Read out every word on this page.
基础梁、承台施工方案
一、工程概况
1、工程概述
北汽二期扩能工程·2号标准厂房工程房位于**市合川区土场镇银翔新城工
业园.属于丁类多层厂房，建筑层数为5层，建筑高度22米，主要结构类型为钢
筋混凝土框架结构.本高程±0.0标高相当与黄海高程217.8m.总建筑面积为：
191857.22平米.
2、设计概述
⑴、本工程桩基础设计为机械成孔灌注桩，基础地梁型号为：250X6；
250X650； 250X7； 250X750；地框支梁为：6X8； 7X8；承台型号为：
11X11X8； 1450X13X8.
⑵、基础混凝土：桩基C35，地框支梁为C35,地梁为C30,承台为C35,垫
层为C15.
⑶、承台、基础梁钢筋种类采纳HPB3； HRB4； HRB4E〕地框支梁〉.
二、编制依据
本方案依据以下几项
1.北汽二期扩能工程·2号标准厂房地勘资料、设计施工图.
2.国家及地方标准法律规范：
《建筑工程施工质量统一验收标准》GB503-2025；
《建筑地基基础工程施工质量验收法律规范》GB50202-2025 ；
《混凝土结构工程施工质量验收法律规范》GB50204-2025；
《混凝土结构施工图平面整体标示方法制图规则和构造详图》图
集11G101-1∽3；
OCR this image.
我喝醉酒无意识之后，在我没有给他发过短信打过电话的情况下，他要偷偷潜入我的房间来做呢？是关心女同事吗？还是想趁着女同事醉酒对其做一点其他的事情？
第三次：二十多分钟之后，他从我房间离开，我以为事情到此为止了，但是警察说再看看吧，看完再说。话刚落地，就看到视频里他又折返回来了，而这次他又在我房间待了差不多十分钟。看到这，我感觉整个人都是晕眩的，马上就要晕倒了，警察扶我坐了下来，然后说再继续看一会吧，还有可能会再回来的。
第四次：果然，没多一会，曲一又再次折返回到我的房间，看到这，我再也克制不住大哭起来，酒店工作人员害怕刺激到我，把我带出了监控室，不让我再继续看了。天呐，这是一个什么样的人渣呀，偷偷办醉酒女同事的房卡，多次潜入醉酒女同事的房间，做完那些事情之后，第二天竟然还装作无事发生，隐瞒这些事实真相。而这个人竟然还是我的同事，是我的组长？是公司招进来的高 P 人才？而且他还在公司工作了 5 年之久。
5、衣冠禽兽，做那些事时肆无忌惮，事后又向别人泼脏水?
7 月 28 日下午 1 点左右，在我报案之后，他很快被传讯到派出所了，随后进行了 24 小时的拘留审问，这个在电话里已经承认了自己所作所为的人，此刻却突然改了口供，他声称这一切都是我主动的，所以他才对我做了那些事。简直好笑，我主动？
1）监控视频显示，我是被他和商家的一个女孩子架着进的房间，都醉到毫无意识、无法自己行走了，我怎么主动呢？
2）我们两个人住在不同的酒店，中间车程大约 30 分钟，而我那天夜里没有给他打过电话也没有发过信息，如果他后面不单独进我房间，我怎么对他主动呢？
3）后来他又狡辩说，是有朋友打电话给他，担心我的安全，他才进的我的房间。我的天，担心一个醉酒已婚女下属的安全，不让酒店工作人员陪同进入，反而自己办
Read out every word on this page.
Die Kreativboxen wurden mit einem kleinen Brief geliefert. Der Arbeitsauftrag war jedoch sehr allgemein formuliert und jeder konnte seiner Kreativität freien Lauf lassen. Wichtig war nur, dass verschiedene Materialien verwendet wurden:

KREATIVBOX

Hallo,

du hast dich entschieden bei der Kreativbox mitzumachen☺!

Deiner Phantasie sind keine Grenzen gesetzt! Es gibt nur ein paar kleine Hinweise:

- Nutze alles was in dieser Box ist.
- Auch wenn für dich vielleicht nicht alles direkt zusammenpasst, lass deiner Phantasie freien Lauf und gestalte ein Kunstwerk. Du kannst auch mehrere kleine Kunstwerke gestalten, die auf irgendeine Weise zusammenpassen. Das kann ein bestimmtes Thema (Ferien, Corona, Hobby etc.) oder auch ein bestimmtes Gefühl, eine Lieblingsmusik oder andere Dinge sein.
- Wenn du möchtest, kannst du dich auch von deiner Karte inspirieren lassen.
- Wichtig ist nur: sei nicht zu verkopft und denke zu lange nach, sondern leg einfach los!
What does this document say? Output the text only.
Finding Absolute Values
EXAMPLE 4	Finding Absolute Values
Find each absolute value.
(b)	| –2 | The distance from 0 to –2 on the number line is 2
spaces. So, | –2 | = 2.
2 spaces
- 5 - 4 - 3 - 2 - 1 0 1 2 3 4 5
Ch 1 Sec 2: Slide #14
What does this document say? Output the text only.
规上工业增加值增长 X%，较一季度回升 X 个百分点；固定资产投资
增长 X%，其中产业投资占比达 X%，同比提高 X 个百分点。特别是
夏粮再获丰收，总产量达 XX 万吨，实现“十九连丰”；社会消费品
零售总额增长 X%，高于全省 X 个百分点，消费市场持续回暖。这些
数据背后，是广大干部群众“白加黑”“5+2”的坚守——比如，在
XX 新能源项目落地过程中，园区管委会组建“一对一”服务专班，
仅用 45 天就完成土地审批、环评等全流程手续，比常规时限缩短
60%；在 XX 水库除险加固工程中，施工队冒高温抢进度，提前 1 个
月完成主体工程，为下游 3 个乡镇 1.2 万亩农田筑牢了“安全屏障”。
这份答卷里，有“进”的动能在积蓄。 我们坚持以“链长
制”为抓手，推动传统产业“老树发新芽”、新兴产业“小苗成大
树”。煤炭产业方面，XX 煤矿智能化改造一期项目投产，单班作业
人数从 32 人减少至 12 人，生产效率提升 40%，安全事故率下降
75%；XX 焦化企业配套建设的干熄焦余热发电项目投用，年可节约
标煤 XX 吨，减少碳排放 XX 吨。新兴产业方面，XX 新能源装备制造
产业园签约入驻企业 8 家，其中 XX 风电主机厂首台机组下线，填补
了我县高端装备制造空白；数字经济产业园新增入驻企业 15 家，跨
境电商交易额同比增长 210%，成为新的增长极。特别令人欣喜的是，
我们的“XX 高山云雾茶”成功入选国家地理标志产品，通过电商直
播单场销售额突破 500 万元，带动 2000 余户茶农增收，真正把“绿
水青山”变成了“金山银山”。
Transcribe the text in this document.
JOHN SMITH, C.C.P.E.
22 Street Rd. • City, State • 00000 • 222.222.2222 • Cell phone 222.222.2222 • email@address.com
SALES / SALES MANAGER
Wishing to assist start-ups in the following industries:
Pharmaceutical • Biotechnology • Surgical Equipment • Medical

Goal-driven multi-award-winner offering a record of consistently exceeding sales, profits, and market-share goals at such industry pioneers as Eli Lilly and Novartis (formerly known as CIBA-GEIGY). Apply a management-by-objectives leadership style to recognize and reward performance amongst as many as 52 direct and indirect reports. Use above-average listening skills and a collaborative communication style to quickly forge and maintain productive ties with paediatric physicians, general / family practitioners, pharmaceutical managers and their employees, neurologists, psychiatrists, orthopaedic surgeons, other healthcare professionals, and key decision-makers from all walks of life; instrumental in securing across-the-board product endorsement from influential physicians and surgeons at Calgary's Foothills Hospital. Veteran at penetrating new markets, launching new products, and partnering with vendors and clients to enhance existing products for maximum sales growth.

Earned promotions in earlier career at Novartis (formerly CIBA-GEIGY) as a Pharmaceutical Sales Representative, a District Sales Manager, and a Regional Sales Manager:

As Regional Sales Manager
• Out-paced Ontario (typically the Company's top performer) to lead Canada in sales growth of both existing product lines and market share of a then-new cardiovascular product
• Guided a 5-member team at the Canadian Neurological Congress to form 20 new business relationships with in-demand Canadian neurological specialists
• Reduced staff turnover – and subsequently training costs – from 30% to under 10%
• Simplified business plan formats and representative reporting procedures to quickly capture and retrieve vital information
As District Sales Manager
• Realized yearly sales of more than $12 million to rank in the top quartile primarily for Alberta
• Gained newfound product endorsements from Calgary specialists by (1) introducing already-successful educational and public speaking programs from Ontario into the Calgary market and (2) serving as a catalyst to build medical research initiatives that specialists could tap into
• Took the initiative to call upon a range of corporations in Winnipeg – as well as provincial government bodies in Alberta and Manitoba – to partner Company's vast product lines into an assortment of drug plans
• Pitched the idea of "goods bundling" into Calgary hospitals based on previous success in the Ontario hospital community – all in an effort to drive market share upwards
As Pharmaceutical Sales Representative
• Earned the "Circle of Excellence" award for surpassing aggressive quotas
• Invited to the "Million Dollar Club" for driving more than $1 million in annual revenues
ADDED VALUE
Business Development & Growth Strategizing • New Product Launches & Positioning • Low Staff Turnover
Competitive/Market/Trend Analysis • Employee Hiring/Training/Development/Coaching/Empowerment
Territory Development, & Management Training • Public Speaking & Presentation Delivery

****************

— Challenge —
Read the entries above, then pull out the lines that include "Development".

— Answer in full —
Business Development & Growth Strategizing • New Product Launches & Positioning • Low Staff Turnover
Competitive/Market/Trend Analysis • Employee Hiring/Training/Development/Coaching/Empowerment
Territory Development, & Management Training • Public Speaking & Presentation Delivery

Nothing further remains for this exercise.